- [Set task] Pull out every line below containing the word "Zarządzająca".

- [Provided material]
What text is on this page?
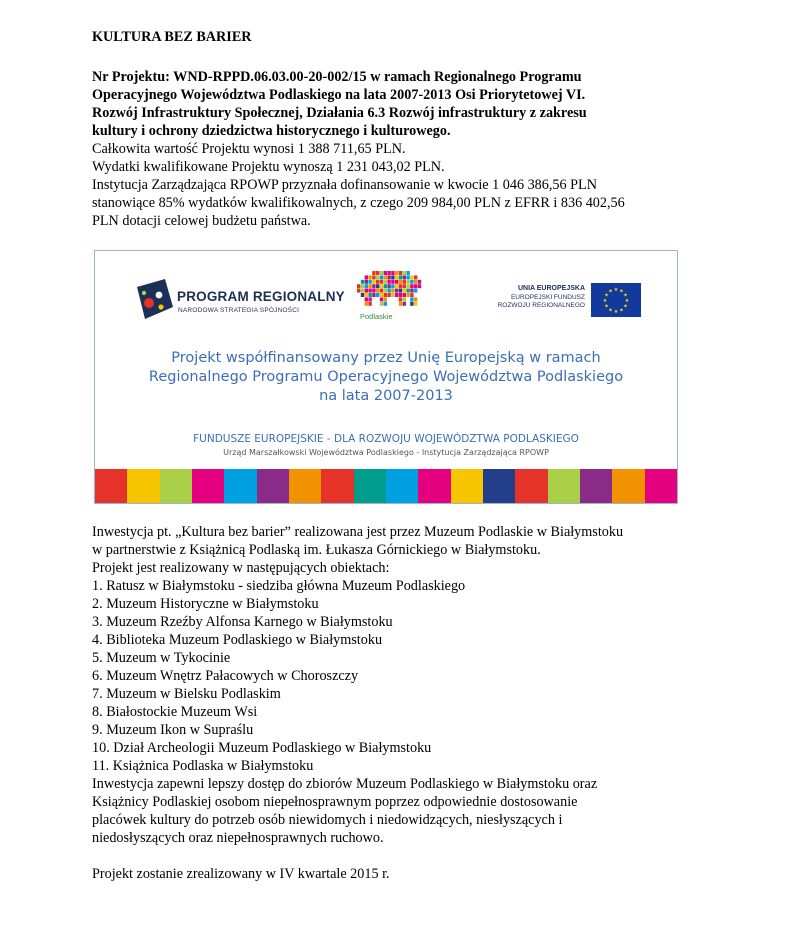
KULTURA BEZ BARIER

Nr Projektu: WND-RPPD.06.03.00-20-002/15 w ramach Regionalnego Programu
Operacyjnego Województwa Podlaskiego na lata 2007-2013 Osi Priorytetowej VI.
Rozwój Infrastruktury Społecznej, Działania 6.3 Rozwój infrastruktury z zakresu
kultury i ochrony dziedzictwa historycznego i kulturowego.
Całkowita wartość Projektu wynosi 1 388 711,65 PLN.
Wydatki kwalifikowane Projektu wynoszą 1 231 043,02 PLN.
Instytucja Zarządzająca RPOWP przyznała dofinansowanie w kwocie 1 046 386,56 PLN
stanowiące 85% wydatków kwalifikowalnych, z czego 209 984,00 PLN z EFRR i 836 402,56
PLN dotacji celowej budżetu państwa.
PROGRAM REGIONALNY
NARODOWA STRATEGIA SPÓJNOŚCI
Podlaskie
UNIA EUROPEJSKA
EUROPEJSKI FUNDUSZ
ROZWOJU REGIONALNEGO
★
★
★
★
★
★
★
★
★ ★ ★
★
Projekt współfinansowany przez Unię Europejską w ramach
Regionalnego Programu Operacyjnego Województwa Podlaskiego
na lata 2007-2013
FUNDUSZE EUROPEJSKIE - DLA ROZWOJU WOJEWÓDZTWA PODLASKIEGO
Urząd Marszałkowski Województwa Podlaskiego - Instytucja Zarządzająca RPOWP
Inwestycja pt. „Kultura bez barier” realizowana jest przez Muzeum Podlaskie w Białymstoku
w partnerstwie z Książnicą Podlaską im. Łukasza Górnickiego w Białymstoku.
Projekt jest realizowany w następujących obiektach:
1. Ratusz w Białymstoku - siedziba główna Muzeum Podlaskiego
2. Muzeum Historyczne w Białymstoku
3. Muzeum Rzeźby Alfonsa Karnego w Białymstoku
4. Biblioteka Muzeum Podlaskiego w Białymstoku
5. Muzeum w Tykocinie
6. Muzeum Wnętrz Pałacowych w Choroszczy
7. Muzeum w Bielsku Podlaskim
8. Białostockie Muzeum Wsi
9. Muzeum Ikon w Supraślu
10. Dział Archeologii Muzeum Podlaskiego w Białymstoku
11. Książnica Podlaska w Białymstoku
Inwestycja zapewni lepszy dostęp do zbiorów Muzeum Podlaskiego w Białymstoku oraz
Książnicy Podlaskiej osobom niepełnosprawnym poprzez odpowiednie dostosowanie
placówek kultury do potrzeb osób niewidomych i niedowidzących, niesłyszących i
niedosłyszących oraz niepełnosprawnych ruchowo.
Projekt zostanie zrealizowany w IV kwartale 2015 r.
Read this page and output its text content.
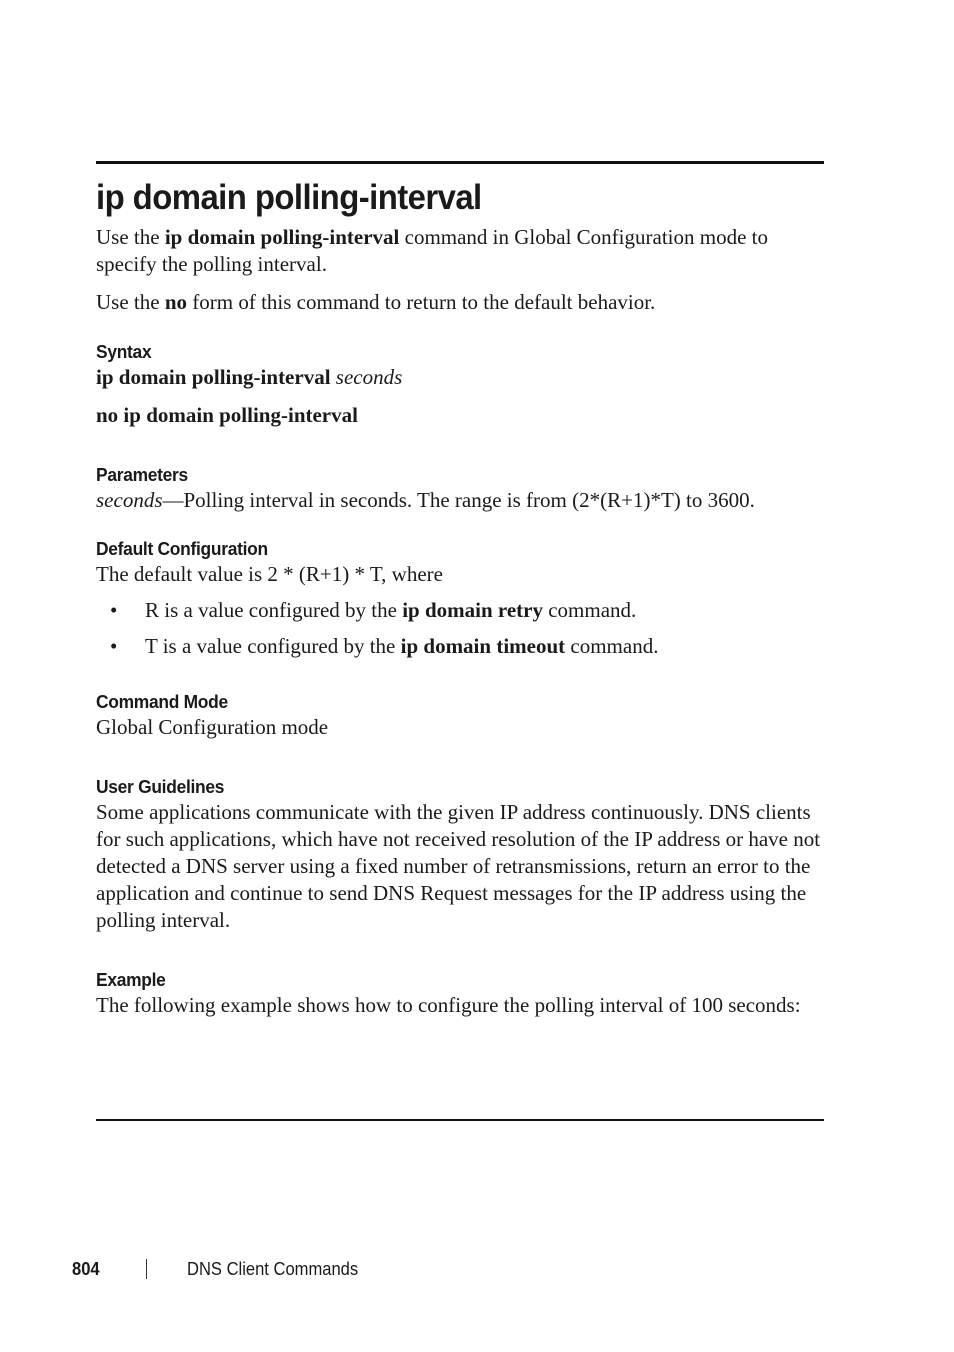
ip domain polling-interval

Use the ip domain polling-interval command in Global Configuration mode to specify the polling interval.

Use the no form of this command to return to the default behavior.

Syntax
ip domain polling-interval seconds
no ip domain polling-interval
Parameters

seconds—Polling interval in seconds. The range is from (2*(R+1)*T) to 3600.

Default Configuration

The default value is 2 * (R+1) * T, where

• R is a value configured by the ip domain retry command.
• T is a value configured by the ip domain timeout command.
Command Mode

Global Configuration mode

User Guidelines

Some applications communicate with the given IP address continuously. DNS clients for such applications, which have not received resolution of the IP address or have not detected a DNS server using a fixed number of retransmissions, return an error to the application and continue to send DNS Request messages for the IP address using the polling interval.

Example

The following example shows how to configure the polling interval of 100 seconds:

804	DNS Client Commands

- [Task answer]
Instytucja Zarządzająca RPOWP przyznała dofinansowanie w kwocie 1 046 386,56 PLN
Urząd Marszałkowski Województwa Podlaskiego - Instytucja Zarządzająca RPOWP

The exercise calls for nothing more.